### Exercise aim:
Reproduce the records below exactly, leaving out any pictures.

### Given data:
····················

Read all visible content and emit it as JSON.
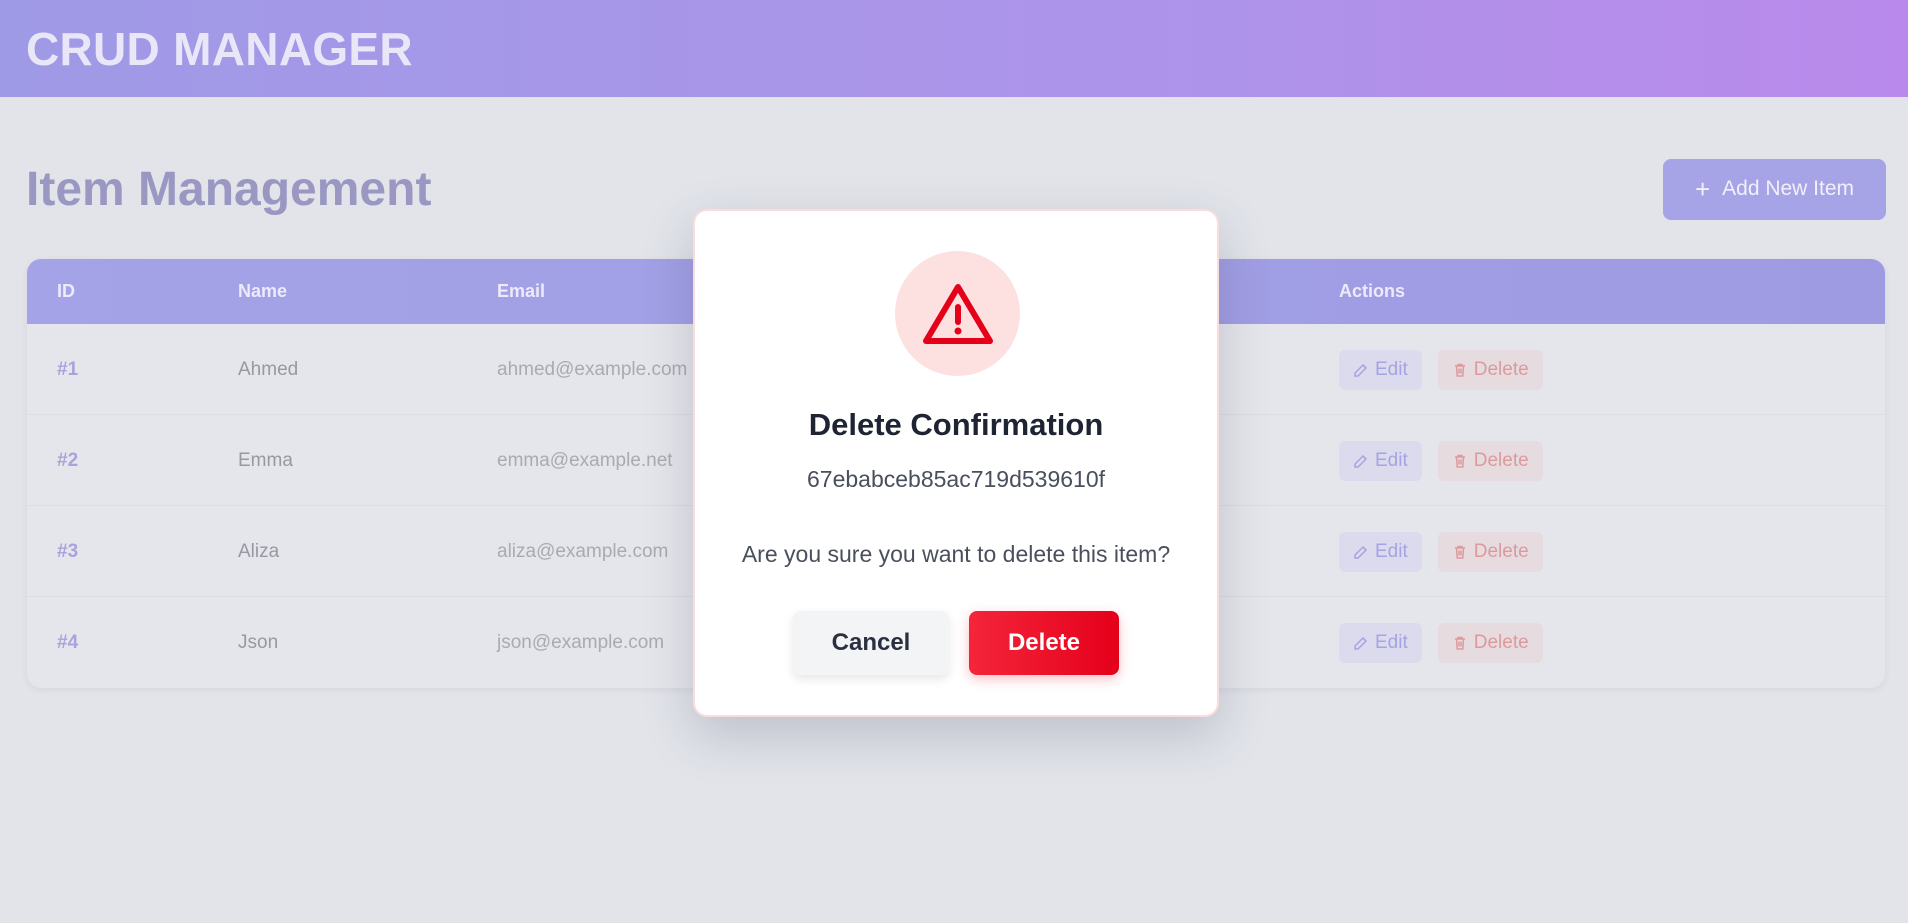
{
  "header": {
    "brand": "CRUD MANAGER"
  },
  "page": {
    "title": "Item Management",
    "add_button_label": "Add New Item"
  },
  "table": {
    "columns": {
      "id": "ID",
      "name": "Name",
      "email": "Email",
      "actions": "Actions"
    },
    "rows": [
      {
        "id": "#1",
        "name": "Ahmed",
        "email": "ahmed@example.com"
      },
      {
        "id": "#2",
        "name": "Emma",
        "email": "emma@example.net"
      },
      {
        "id": "#3",
        "name": "Aliza",
        "email": "aliza@example.com"
      },
      {
        "id": "#4",
        "name": "Json",
        "email": "json@example.com"
      }
    ],
    "edit_label": "Edit",
    "delete_label": "Delete"
  },
  "modal": {
    "title": "Delete Confirmation",
    "item_id": "67ebabceb85ac719d539610f",
    "message": "Are you sure you want to delete this item?",
    "cancel_label": "Cancel",
    "confirm_label": "Delete"
  },
  "colors": {
    "accent": "#a6a3e6",
    "danger": "#e5001a",
    "warning_bg": "#fde0e0"
  }
}
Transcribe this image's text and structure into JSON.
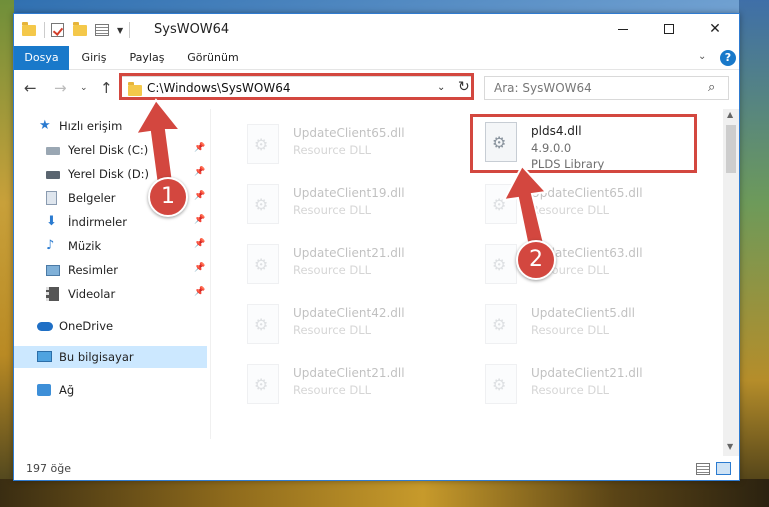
{
  "window": {
    "title": "SysWOW64",
    "accent_color": "#1979ca"
  },
  "ribbon": {
    "tabs": [
      "Dosya",
      "Giriş",
      "Paylaş",
      "Görünüm"
    ],
    "help": "?"
  },
  "toolbar": {
    "back_icon": "←",
    "forward_icon": "→",
    "dropdown_icon": "⌄",
    "up_icon": "↑"
  },
  "address": {
    "path": "C:\\Windows\\SysWOW64",
    "refresh_icon": "↻",
    "dropdown_icon": "⌄"
  },
  "search": {
    "placeholder": "Ara: SysWOW64",
    "icon": "⌕"
  },
  "navpane": {
    "quick_access": "Hızlı erişim",
    "items": [
      {
        "label": "Yerel Disk (C:)",
        "icon": "drive-icon",
        "pinned": true
      },
      {
        "label": "Yerel Disk (D:)",
        "icon": "drive-icon",
        "pinned": true
      },
      {
        "label": "Belgeler",
        "icon": "documents-icon",
        "pinned": true
      },
      {
        "label": "İndirmeler",
        "icon": "downloads-icon",
        "pinned": true
      },
      {
        "label": "Müzik",
        "icon": "music-icon",
        "pinned": true
      },
      {
        "label": "Resimler",
        "icon": "pictures-icon",
        "pinned": true
      },
      {
        "label": "Videolar",
        "icon": "videos-icon",
        "pinned": true
      }
    ],
    "onedrive": "OneDrive",
    "this_pc": "Bu bilgisayar",
    "network": "Ağ"
  },
  "files": {
    "highlighted": {
      "name": "plds4.dll",
      "version": "4.9.0.0",
      "description": "PLDS Library"
    },
    "background": [
      {
        "name": "UpdateClient65.dll",
        "type": "Resource DLL"
      },
      {
        "name": "UpdateClient19.dll",
        "type": "Resource DLL"
      },
      {
        "name": "UpdateClient65.dll",
        "type": "Resource DLL"
      },
      {
        "name": "UpdateClient21.dll",
        "type": "Resource DLL"
      },
      {
        "name": "UpdateClient63.dll",
        "type": "Resource DLL"
      },
      {
        "name": "UpdateClient42.dll",
        "type": "Resource DLL"
      },
      {
        "name": "UpdateClient5.dll",
        "type": "Resource DLL"
      },
      {
        "name": "UpdateClient21.dll",
        "type": "Resource DLL"
      },
      {
        "name": "UpdateClient21.dll",
        "type": "Resource DLL"
      }
    ]
  },
  "status": {
    "item_count": "197 öğe"
  },
  "callouts": {
    "step1": "1",
    "step2": "2",
    "color": "#d3473f"
  }
}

····················

### Answer to the problem:
Read all visible content and emit it as JSON.
{
  "header": {
    "brand": "CRUD MANAGER"
  },
  "page": {
    "title": "Item Management",
    "add_button_label": "Add New Item"
  },
  "table": {
    "columns": {
      "id": "ID",
      "name": "Name",
      "email": "Email",
      "actions": "Actions"
    },
    "rows": [
      {
        "id": "#1",
        "name": "Ahmed",
        "email": "ahmed@example.com"
      },
      {
        "id": "#2",
        "name": "Emma",
        "email": "emma@example.net"
      },
      {
        "id": "#3",
        "name": "Aliza",
        "email": "aliza@example.com"
      },
      {
        "id": "#4",
        "name": "Json",
        "email": "json@example.com"
      }
    ],
    "edit_label": "Edit",
    "delete_label": "Delete"
  },
  "modal": {
    "title": "Delete Confirmation",
    "item_id": "67ebabceb85ac719d539610f",
    "message": "Are you sure you want to delete this item?",
    "cancel_label": "Cancel",
    "confirm_label": "Delete"
  },
  "colors": {
    "accent": "#a6a3e6",
    "danger": "#e5001a",
    "warning_bg": "#fde0e0"
  }
}
Transcribe this image's text and structure into JSON.
{
  "window": {
    "title": "SysWOW64",
    "accent_color": "#1979ca"
  },
  "ribbon": {
    "tabs": [
      "Dosya",
      "Giriş",
      "Paylaş",
      "Görünüm"
    ],
    "help": "?"
  },
  "toolbar": {
    "back_icon": "←",
    "forward_icon": "→",
    "dropdown_icon": "⌄",
    "up_icon": "↑"
  },
  "address": {
    "path": "C:\\Windows\\SysWOW64",
    "refresh_icon": "↻",
    "dropdown_icon": "⌄"
  },
  "search": {
    "placeholder": "Ara: SysWOW64",
    "icon": "⌕"
  },
  "navpane": {
    "quick_access": "Hızlı erişim",
    "items": [
      {
        "label": "Yerel Disk (C:)",
        "icon": "drive-icon",
        "pinned": true
      },
      {
        "label": "Yerel Disk (D:)",
        "icon": "drive-icon",
        "pinned": true
      },
      {
        "label": "Belgeler",
        "icon": "documents-icon",
        "pinned": true
      },
      {
        "label": "İndirmeler",
        "icon": "downloads-icon",
        "pinned": true
      },
      {
        "label": "Müzik",
        "icon": "music-icon",
        "pinned": true
      },
      {
        "label": "Resimler",
        "icon": "pictures-icon",
        "pinned": true
      },
      {
        "label": "Videolar",
        "icon": "videos-icon",
        "pinned": true
      }
    ],
    "onedrive": "OneDrive",
    "this_pc": "Bu bilgisayar",
    "network": "Ağ"
  },
  "files": {
    "highlighted": {
      "name": "plds4.dll",
      "version": "4.9.0.0",
      "description": "PLDS Library"
    },
    "background": [
      {
        "name": "UpdateClient65.dll",
        "type": "Resource DLL"
      },
      {
        "name": "UpdateClient19.dll",
        "type": "Resource DLL"
      },
      {
        "name": "UpdateClient65.dll",
        "type": "Resource DLL"
      },
      {
        "name": "UpdateClient21.dll",
        "type": "Resource DLL"
      },
      {
        "name": "UpdateClient63.dll",
        "type": "Resource DLL"
      },
      {
        "name": "UpdateClient42.dll",
        "type": "Resource DLL"
      },
      {
        "name": "UpdateClient5.dll",
        "type": "Resource DLL"
      },
      {
        "name": "UpdateClient21.dll",
        "type": "Resource DLL"
      },
      {
        "name": "UpdateClient21.dll",
        "type": "Resource DLL"
      }
    ]
  },
  "status": {
    "item_count": "197 öğe"
  },
  "callouts": {
    "step1": "1",
    "step2": "2",
    "color": "#d3473f"
  }
}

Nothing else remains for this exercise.